====== GIVEN DATA ======
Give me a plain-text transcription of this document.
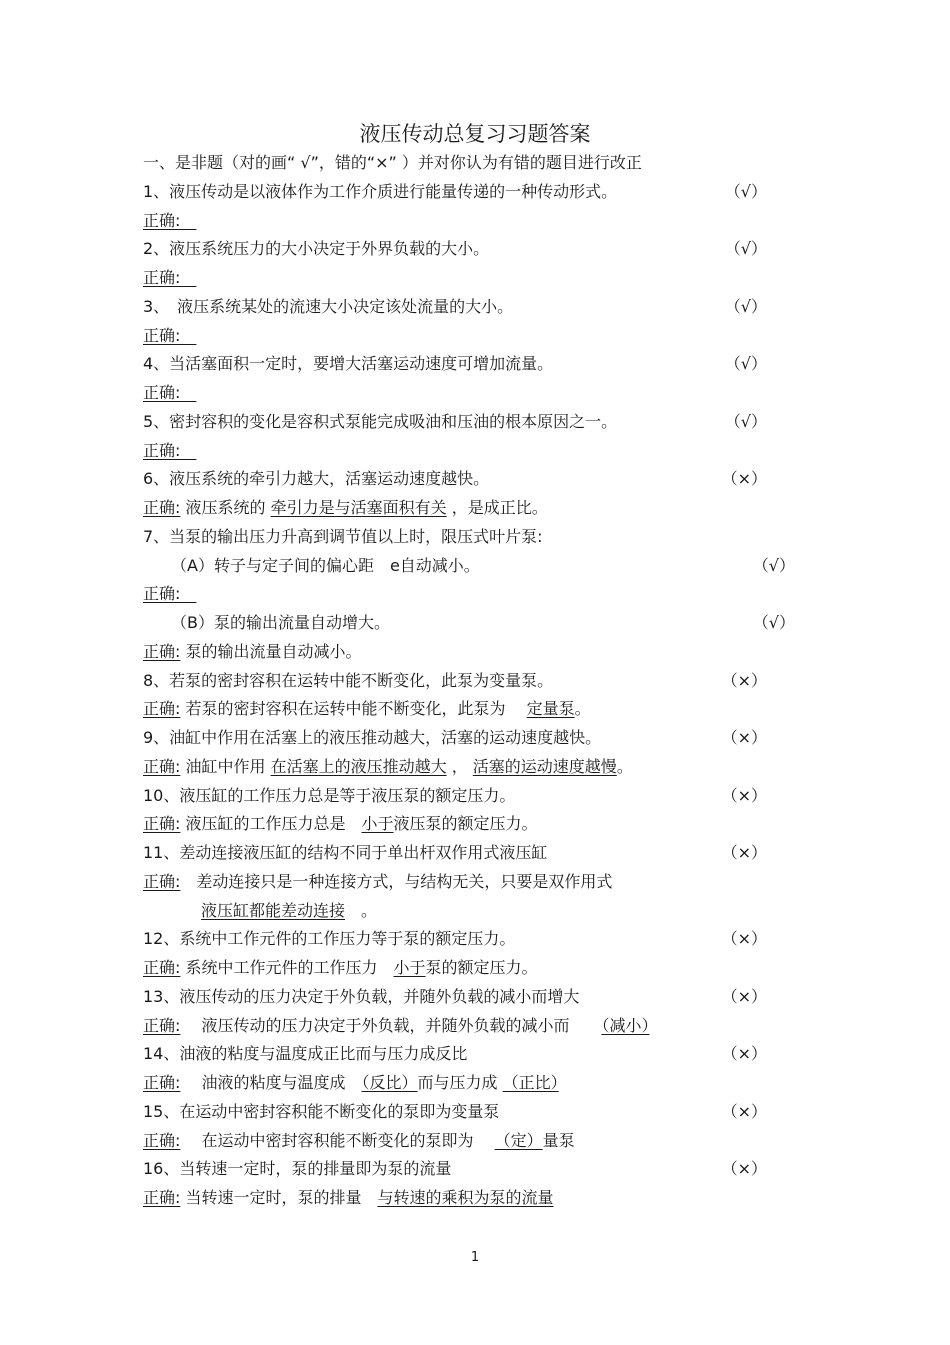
液压传动总复习习题答案
一、是非题（对的画“ √”，错的“×” ）并对你认为有错的题目进行改正
1、液压传动是以液体作为工作介质进行能量传递的一种传动形式。	（√）
正确:　
2、液压系统压力的大小决定于外界负载的大小。	（√）
正确:　
3、　液压系统某处的流速大小决定该处流量的大小。	（√）
正确:　
4、当活塞面积一定时，要增大活塞运动速度可增加流量。	（√）
正确:　
5、密封容积的变化是容积式泵能完成吸油和压油的根本原因之一。	（√）
正确:　
6、液压系统的牵引力越大，活塞运动速度越快。	（×）
正确: 液压系统的 牵引力是与活塞面积有关 ，是成正比。
7、当泵的输出压力升高到调节值以上时，限压式叶片泵:
（A）转子与定子间的偏心距　e自动减小。	（√）
正确:　
（B）泵的输出流量自动增大。	（√）
正确: 泵的输出流量自动减小。
8、若泵的密封容积在运转中能不断变化，此泵为变量泵。	（×）
正确: 若泵的密封容积在运转中能不断变化，此泵为　 定量泵。
9、油缸中作用在活塞上的液压推动越大，活塞的运动速度越快。	（×）
正确: 油缸中作用 在活塞上的液压推动越大 ， 活塞的运动速度越慢。
10、液压缸的工作压力总是等于液压泵的额定压力。	（×）
正确: 液压缸的工作压力总是　小于液压泵的额定压力。
11、差动连接液压缸的结构不同于单出杆双作用式液压缸	（×）
正确:　差动连接只是一种连接方式，与结构无关，只要是双作用式　　
液压缸都能差动连接　。
12、系统中工作元件的工作压力等于泵的额定压力。	（×）
正确: 系统中工作元件的工作压力　小于泵的额定压力。
13、液压传动的压力决定于外负载，并随外负载的减小而增大　　	（×）
正确:　 液压传动的压力决定于外负载，并随外负载的减小而　　（减小）　
14、油液的粘度与温度成正比而与压力成反比	（×）
正确:　 油液的粘度与温度成　（反比）而与压力成 （正比）　
15、在运动中密封容积能不断变化的泵即为变量泵	（×）
正确:　 在运动中密封容积能不断变化的泵即为　 （定）量泵
16、当转速一定时，泵的排量即为泵的流量	（×）
正确: 当转速一定时，泵的排量　与转速的乘积为泵的流量　
1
======
*REQUEST*: The pictures in the entries should be left out; output everything else exactly.

*ANSWER TO THE PROBLEM*:
Give me a plain-text transcription of this document.
液压传动总复习习题答案
一、是非题（对的画“ √”，错的“×” ）并对你认为有错的题目进行改正
1、液压传动是以液体作为工作介质进行能量传递的一种传动形式。	（√）
正确:　
2、液压系统压力的大小决定于外界负载的大小。	（√）
正确:　
3、　液压系统某处的流速大小决定该处流量的大小。	（√）
正确:　
4、当活塞面积一定时，要增大活塞运动速度可增加流量。	（√）
正确:　
5、密封容积的变化是容积式泵能完成吸油和压油的根本原因之一。	（√）
正确:　
6、液压系统的牵引力越大，活塞运动速度越快。	（×）
正确: 液压系统的 牵引力是与活塞面积有关 ，是成正比。
7、当泵的输出压力升高到调节值以上时，限压式叶片泵:
（A）转子与定子间的偏心距　e自动减小。	（√）
正确:　
（B）泵的输出流量自动增大。	（√）
正确: 泵的输出流量自动减小。
8、若泵的密封容积在运转中能不断变化，此泵为变量泵。	（×）
正确: 若泵的密封容积在运转中能不断变化，此泵为　 定量泵。
9、油缸中作用在活塞上的液压推动越大，活塞的运动速度越快。	（×）
正确: 油缸中作用 在活塞上的液压推动越大 ， 活塞的运动速度越慢。
10、液压缸的工作压力总是等于液压泵的额定压力。	（×）
正确: 液压缸的工作压力总是　小于液压泵的额定压力。
11、差动连接液压缸的结构不同于单出杆双作用式液压缸	（×）
正确:　差动连接只是一种连接方式，与结构无关，只要是双作用式　　
液压缸都能差动连接　。
12、系统中工作元件的工作压力等于泵的额定压力。	（×）
正确: 系统中工作元件的工作压力　小于泵的额定压力。
13、液压传动的压力决定于外负载，并随外负载的减小而增大　　	（×）
正确:　 液压传动的压力决定于外负载，并随外负载的减小而　　（减小）　
14、油液的粘度与温度成正比而与压力成反比	（×）
正确:　 油液的粘度与温度成　（反比）而与压力成 （正比）　
15、在运动中密封容积能不断变化的泵即为变量泵	（×）
正确:　 在运动中密封容积能不断变化的泵即为　 （定）量泵
16、当转速一定时，泵的排量即为泵的流量	（×）
正确: 当转速一定时，泵的排量　与转速的乘积为泵的流量　
1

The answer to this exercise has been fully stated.